--- Start of SUPPLIED RECORDS ---

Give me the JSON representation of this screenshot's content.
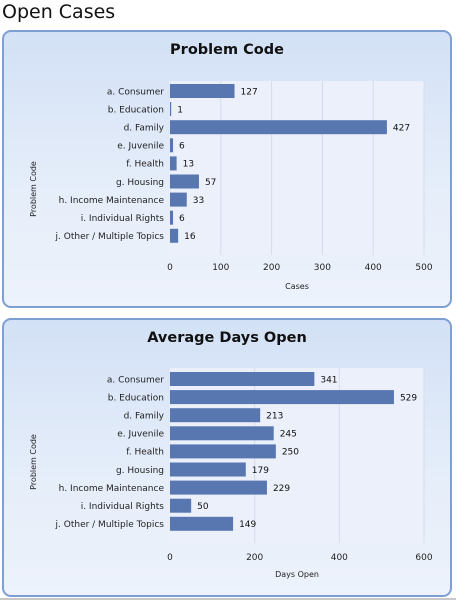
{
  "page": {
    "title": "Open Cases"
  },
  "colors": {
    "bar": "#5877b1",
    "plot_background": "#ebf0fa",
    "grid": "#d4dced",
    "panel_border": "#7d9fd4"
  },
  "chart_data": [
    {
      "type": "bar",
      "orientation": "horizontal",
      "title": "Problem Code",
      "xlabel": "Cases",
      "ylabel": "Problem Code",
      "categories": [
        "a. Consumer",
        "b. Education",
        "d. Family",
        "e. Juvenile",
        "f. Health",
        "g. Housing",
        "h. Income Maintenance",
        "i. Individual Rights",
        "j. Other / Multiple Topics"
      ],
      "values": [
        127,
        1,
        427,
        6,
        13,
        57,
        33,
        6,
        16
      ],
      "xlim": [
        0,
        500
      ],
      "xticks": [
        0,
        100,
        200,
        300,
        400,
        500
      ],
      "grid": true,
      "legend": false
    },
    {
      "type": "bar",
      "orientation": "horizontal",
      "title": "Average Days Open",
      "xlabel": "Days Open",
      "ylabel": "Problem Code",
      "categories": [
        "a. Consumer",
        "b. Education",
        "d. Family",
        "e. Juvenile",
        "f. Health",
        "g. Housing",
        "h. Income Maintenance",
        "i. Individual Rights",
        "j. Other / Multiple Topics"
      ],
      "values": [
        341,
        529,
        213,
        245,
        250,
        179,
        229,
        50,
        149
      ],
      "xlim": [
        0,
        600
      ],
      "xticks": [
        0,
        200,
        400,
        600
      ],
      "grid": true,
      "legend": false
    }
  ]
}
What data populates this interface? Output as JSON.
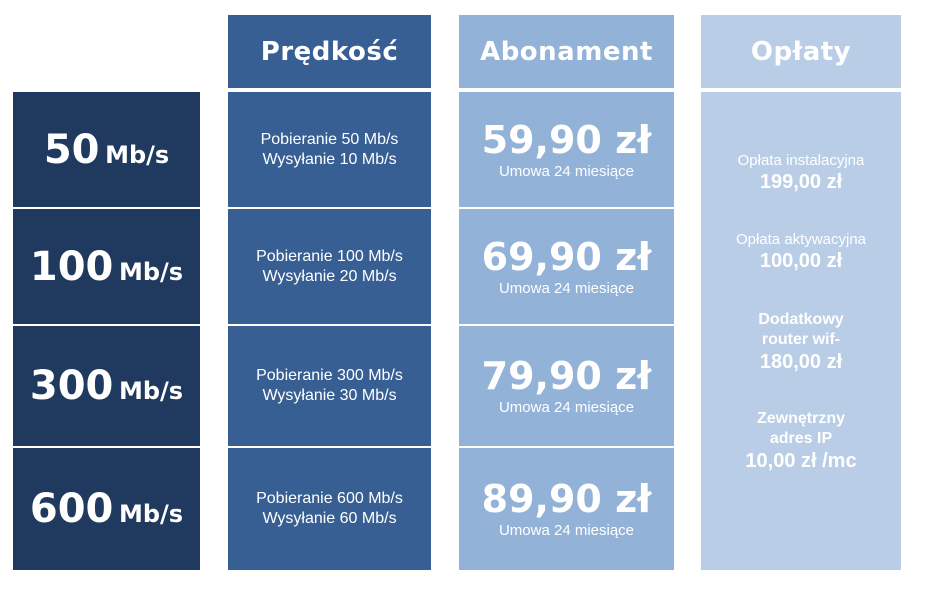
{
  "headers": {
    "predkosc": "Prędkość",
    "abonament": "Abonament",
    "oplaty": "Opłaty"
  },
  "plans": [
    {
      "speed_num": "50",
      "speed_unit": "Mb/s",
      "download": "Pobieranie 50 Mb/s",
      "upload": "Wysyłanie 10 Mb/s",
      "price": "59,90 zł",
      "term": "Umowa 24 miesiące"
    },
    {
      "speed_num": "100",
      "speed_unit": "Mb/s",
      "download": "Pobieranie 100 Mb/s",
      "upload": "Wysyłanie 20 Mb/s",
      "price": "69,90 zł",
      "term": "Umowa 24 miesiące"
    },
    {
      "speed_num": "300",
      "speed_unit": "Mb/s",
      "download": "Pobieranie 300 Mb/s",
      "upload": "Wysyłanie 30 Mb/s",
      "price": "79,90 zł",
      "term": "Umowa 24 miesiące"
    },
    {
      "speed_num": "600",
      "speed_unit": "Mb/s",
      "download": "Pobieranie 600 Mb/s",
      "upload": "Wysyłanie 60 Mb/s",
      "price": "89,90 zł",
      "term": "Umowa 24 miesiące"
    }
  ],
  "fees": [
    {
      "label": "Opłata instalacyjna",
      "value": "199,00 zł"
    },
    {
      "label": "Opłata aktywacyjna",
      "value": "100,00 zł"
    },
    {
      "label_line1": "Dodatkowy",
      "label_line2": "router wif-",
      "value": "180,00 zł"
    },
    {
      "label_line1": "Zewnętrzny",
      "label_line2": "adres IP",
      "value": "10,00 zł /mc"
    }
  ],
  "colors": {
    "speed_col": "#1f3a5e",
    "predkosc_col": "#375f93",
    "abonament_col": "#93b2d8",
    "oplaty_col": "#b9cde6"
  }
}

--- End of SUPPLIED RECORDS ---

▶ **YOUR OBJECTIVE**
Pictures in the records above are not copied; print everything else exactly.

▶ **TASK ANSWER**
Give me the JSON representation of this screenshot's content.
{
  "page": {
    "title": "Open Cases"
  },
  "colors": {
    "bar": "#5877b1",
    "plot_background": "#ebf0fa",
    "grid": "#d4dced",
    "panel_border": "#7d9fd4"
  },
  "chart_data": [
    {
      "type": "bar",
      "orientation": "horizontal",
      "title": "Problem Code",
      "xlabel": "Cases",
      "ylabel": "Problem Code",
      "categories": [
        "a. Consumer",
        "b. Education",
        "d. Family",
        "e. Juvenile",
        "f. Health",
        "g. Housing",
        "h. Income Maintenance",
        "i. Individual Rights",
        "j. Other / Multiple Topics"
      ],
      "values": [
        127,
        1,
        427,
        6,
        13,
        57,
        33,
        6,
        16
      ],
      "xlim": [
        0,
        500
      ],
      "xticks": [
        0,
        100,
        200,
        300,
        400,
        500
      ],
      "grid": true,
      "legend": false
    },
    {
      "type": "bar",
      "orientation": "horizontal",
      "title": "Average Days Open",
      "xlabel": "Days Open",
      "ylabel": "Problem Code",
      "categories": [
        "a. Consumer",
        "b. Education",
        "d. Family",
        "e. Juvenile",
        "f. Health",
        "g. Housing",
        "h. Income Maintenance",
        "i. Individual Rights",
        "j. Other / Multiple Topics"
      ],
      "values": [
        341,
        529,
        213,
        245,
        250,
        179,
        229,
        50,
        149
      ],
      "xlim": [
        0,
        600
      ],
      "xticks": [
        0,
        200,
        400,
        600
      ],
      "grid": true,
      "legend": false
    }
  ]
}
What data populates this interface? Output as JSON.
{
  "headers": {
    "predkosc": "Prędkość",
    "abonament": "Abonament",
    "oplaty": "Opłaty"
  },
  "plans": [
    {
      "speed_num": "50",
      "speed_unit": "Mb/s",
      "download": "Pobieranie 50 Mb/s",
      "upload": "Wysyłanie 10 Mb/s",
      "price": "59,90 zł",
      "term": "Umowa 24 miesiące"
    },
    {
      "speed_num": "100",
      "speed_unit": "Mb/s",
      "download": "Pobieranie 100 Mb/s",
      "upload": "Wysyłanie 20 Mb/s",
      "price": "69,90 zł",
      "term": "Umowa 24 miesiące"
    },
    {
      "speed_num": "300",
      "speed_unit": "Mb/s",
      "download": "Pobieranie 300 Mb/s",
      "upload": "Wysyłanie 30 Mb/s",
      "price": "79,90 zł",
      "term": "Umowa 24 miesiące"
    },
    {
      "speed_num": "600",
      "speed_unit": "Mb/s",
      "download": "Pobieranie 600 Mb/s",
      "upload": "Wysyłanie 60 Mb/s",
      "price": "89,90 zł",
      "term": "Umowa 24 miesiące"
    }
  ],
  "fees": [
    {
      "label": "Opłata instalacyjna",
      "value": "199,00 zł"
    },
    {
      "label": "Opłata aktywacyjna",
      "value": "100,00 zł"
    },
    {
      "label_line1": "Dodatkowy",
      "label_line2": "router wif-",
      "value": "180,00 zł"
    },
    {
      "label_line1": "Zewnętrzny",
      "label_line2": "adres IP",
      "value": "10,00 zł /mc"
    }
  ],
  "colors": {
    "speed_col": "#1f3a5e",
    "predkosc_col": "#375f93",
    "abonament_col": "#93b2d8",
    "oplaty_col": "#b9cde6"
  }
}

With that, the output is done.